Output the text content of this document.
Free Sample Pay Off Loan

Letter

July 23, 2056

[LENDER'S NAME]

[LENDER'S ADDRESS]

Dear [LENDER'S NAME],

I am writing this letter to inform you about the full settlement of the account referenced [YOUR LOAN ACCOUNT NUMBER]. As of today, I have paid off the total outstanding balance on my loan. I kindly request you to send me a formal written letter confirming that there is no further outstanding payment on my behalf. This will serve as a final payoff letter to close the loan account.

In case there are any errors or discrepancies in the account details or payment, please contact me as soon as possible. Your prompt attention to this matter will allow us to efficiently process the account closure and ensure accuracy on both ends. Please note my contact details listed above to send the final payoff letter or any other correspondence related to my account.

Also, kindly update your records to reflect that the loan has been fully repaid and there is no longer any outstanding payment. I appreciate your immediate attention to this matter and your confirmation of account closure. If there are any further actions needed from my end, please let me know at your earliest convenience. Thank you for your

****

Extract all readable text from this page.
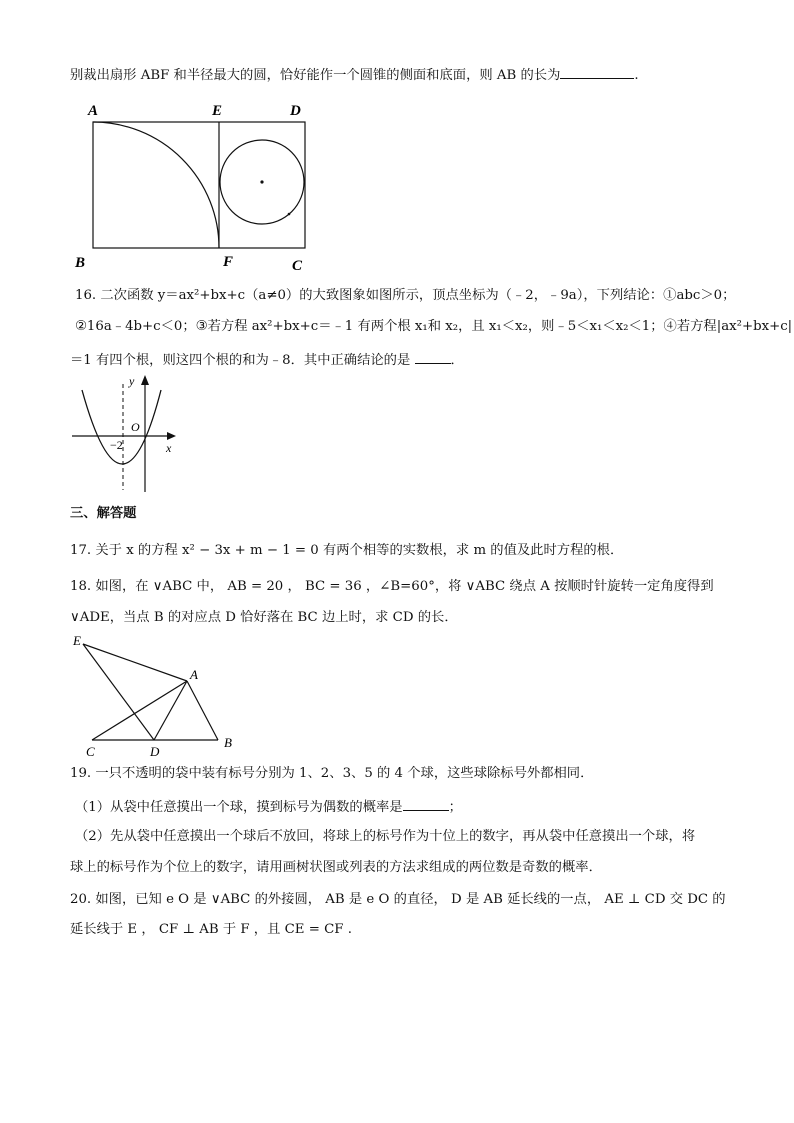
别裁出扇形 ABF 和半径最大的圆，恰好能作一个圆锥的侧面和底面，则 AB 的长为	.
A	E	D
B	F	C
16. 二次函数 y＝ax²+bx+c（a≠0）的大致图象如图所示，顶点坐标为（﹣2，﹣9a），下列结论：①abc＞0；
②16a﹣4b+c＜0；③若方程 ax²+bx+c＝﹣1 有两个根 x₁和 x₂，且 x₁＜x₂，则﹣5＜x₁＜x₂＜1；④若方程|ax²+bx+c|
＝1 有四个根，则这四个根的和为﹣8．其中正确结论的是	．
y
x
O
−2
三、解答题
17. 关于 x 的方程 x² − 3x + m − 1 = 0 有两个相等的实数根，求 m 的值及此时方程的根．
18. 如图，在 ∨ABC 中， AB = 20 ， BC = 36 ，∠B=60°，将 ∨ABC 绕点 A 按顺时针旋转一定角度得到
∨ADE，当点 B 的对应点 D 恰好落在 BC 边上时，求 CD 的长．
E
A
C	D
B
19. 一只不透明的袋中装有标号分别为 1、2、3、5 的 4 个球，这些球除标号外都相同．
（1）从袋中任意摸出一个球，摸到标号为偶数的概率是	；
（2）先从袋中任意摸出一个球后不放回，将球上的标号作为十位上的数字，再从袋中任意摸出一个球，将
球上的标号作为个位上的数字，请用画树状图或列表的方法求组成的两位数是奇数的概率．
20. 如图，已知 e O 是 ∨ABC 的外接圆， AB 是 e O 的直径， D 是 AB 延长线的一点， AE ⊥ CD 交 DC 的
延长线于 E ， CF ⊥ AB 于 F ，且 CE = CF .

****

Pick out the lines above containing the word "text", then copy them.

FINAL RESULT ::
Output the text content of this document.
Extract all readable text from this page.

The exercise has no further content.